Gather all lines in the records below that include the word "title".

+++

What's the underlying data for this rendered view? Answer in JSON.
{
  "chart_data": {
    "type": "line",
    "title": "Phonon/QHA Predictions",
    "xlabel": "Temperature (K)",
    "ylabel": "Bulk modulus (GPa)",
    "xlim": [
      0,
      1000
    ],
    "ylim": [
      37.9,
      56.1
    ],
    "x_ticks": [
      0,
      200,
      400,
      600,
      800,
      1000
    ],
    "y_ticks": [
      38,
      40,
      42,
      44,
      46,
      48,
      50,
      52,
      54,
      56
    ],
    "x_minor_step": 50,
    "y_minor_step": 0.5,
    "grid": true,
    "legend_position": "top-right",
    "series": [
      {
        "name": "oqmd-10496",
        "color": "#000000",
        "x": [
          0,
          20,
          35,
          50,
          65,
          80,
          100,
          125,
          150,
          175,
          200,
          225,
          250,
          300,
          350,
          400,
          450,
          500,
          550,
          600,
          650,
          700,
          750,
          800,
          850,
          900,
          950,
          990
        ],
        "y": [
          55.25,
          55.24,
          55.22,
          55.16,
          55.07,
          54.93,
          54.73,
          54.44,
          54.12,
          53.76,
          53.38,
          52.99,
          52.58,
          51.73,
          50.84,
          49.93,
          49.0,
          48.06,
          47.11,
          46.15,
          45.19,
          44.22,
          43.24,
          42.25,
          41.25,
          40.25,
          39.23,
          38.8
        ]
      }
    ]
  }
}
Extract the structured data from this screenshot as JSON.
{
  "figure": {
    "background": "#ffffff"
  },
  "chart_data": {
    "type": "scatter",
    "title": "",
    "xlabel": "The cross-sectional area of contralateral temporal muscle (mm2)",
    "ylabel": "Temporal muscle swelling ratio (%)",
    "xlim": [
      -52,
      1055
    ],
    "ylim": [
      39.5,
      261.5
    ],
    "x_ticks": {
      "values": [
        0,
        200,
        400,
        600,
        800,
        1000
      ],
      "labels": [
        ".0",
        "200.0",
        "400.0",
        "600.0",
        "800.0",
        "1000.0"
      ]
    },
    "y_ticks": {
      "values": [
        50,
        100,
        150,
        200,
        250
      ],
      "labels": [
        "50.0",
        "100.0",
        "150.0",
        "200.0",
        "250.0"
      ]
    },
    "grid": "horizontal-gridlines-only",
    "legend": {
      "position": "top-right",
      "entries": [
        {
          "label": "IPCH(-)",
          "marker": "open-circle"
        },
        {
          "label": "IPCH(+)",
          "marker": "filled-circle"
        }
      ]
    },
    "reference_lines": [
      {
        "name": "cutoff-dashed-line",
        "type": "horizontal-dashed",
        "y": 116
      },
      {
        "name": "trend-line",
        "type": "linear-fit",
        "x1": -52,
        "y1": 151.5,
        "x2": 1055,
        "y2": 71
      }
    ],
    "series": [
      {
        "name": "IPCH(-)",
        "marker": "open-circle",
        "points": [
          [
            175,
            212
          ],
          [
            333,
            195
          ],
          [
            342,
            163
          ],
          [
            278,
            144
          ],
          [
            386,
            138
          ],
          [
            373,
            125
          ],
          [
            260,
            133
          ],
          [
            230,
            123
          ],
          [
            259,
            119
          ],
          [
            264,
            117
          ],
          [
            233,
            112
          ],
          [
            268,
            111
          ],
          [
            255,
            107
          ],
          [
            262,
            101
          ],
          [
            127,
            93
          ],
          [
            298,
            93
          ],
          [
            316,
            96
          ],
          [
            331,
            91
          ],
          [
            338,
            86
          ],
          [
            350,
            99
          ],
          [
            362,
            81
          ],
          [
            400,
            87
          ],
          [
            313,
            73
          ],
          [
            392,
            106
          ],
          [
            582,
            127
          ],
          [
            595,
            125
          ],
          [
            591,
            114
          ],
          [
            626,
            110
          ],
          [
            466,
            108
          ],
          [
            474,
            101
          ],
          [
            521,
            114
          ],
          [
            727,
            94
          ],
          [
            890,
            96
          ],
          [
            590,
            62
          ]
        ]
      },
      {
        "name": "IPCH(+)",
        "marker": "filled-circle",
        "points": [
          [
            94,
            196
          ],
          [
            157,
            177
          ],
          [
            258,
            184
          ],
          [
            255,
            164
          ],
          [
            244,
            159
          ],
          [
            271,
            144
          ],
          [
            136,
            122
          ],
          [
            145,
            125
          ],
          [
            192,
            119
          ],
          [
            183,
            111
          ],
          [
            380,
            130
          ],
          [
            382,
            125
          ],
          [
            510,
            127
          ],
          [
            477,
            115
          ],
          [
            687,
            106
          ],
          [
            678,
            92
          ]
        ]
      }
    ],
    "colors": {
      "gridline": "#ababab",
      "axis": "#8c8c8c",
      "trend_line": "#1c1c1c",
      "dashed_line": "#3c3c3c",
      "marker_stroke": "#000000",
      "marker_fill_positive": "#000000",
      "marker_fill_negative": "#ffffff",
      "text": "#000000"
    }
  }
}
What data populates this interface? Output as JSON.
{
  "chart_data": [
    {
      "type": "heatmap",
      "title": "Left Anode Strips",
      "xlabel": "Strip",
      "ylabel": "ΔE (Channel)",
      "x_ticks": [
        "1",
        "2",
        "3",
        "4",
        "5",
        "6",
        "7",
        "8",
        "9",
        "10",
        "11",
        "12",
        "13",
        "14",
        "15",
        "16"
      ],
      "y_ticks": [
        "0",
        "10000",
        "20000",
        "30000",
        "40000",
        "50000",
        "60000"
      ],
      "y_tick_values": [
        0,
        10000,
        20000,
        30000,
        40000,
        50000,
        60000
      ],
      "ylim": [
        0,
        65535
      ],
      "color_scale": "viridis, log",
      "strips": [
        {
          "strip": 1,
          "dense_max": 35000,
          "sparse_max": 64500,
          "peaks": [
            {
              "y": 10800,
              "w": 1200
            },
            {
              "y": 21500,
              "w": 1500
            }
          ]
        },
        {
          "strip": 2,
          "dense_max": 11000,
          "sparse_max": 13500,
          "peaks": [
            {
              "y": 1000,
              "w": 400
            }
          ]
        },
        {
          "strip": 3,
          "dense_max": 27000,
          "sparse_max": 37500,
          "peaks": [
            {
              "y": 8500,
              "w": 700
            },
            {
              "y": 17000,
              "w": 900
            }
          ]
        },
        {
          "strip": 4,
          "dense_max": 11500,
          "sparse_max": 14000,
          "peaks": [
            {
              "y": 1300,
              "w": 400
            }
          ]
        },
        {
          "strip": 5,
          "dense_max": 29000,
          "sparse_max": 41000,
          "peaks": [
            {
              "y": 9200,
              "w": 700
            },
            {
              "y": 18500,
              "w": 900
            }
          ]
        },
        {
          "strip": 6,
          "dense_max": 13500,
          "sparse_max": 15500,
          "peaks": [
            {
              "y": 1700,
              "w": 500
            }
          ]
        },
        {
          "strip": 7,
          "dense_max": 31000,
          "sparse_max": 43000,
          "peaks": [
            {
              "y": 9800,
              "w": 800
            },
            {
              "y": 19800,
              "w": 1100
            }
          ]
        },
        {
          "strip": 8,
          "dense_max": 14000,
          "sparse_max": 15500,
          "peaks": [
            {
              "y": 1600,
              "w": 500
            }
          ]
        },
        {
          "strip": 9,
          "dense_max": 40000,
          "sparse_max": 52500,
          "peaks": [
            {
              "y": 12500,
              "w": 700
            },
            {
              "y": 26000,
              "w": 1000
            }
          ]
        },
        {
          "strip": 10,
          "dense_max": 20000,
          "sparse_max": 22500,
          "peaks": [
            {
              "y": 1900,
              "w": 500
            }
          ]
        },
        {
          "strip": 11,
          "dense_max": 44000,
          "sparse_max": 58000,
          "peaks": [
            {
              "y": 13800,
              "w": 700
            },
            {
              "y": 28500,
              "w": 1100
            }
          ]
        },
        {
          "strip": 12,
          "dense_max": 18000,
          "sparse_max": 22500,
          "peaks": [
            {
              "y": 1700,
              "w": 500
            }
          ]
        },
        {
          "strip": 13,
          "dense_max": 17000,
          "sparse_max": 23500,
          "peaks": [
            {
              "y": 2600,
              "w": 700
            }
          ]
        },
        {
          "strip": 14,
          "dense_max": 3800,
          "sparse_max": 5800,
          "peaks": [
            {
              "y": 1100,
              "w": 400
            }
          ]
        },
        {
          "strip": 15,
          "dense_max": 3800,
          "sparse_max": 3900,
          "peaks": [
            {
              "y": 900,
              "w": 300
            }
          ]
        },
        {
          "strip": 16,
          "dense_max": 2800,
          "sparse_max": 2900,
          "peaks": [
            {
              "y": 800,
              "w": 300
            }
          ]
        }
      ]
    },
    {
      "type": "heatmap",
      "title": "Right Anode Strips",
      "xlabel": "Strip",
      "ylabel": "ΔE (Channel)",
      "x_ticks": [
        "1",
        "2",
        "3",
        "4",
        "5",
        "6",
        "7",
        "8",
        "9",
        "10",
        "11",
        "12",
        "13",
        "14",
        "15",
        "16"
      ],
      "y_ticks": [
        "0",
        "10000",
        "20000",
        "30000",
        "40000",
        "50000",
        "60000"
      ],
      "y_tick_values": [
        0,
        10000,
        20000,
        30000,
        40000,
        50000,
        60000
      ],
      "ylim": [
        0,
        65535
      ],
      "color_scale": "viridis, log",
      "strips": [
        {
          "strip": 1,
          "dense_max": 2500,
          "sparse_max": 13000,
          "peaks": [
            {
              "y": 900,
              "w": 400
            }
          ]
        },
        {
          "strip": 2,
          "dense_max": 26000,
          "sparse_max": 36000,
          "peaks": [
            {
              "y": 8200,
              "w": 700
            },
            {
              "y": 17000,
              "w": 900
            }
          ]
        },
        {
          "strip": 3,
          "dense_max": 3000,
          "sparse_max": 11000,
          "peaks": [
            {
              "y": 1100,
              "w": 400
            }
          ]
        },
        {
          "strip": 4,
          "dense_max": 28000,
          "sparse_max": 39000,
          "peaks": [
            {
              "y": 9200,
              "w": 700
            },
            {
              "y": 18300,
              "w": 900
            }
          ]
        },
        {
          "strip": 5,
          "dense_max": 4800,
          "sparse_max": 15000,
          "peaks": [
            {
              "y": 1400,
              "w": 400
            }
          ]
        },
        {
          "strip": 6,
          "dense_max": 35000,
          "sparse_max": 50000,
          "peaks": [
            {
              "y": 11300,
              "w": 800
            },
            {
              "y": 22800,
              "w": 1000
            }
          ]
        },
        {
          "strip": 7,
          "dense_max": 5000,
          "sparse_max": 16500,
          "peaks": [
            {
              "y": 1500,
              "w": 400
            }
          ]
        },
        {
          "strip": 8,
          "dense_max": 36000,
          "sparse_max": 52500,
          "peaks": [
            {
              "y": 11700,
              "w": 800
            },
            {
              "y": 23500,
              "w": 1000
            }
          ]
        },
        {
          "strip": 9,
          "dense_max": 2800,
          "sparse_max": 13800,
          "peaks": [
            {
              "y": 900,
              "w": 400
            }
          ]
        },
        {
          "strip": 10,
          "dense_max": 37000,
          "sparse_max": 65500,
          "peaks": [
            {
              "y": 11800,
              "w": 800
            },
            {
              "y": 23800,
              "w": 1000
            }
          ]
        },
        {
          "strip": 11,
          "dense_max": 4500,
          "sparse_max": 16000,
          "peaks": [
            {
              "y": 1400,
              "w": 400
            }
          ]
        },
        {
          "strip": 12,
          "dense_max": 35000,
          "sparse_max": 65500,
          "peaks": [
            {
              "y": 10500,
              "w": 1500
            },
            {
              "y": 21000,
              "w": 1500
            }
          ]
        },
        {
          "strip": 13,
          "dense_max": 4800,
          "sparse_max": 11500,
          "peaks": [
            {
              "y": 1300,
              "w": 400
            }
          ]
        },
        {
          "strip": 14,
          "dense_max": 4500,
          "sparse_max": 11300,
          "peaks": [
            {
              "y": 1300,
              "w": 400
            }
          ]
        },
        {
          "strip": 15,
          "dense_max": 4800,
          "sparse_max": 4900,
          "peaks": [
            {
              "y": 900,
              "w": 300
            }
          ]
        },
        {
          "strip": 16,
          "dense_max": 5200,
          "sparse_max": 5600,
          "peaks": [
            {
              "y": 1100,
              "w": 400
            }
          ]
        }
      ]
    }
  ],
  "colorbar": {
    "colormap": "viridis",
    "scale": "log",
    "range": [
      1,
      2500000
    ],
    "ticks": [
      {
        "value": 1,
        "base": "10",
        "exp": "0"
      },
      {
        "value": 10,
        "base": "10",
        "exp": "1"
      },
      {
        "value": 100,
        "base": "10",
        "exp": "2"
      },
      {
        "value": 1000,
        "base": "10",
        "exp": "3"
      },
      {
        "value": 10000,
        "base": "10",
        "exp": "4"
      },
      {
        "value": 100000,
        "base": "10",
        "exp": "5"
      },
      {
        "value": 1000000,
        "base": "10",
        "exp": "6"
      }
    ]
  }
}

+++

_THE SOLUTION_
    "title": "Phonon/QHA Predictions",
    "title": "",
      "title": "Left Anode Strips",
      "title": "Right Anode Strips",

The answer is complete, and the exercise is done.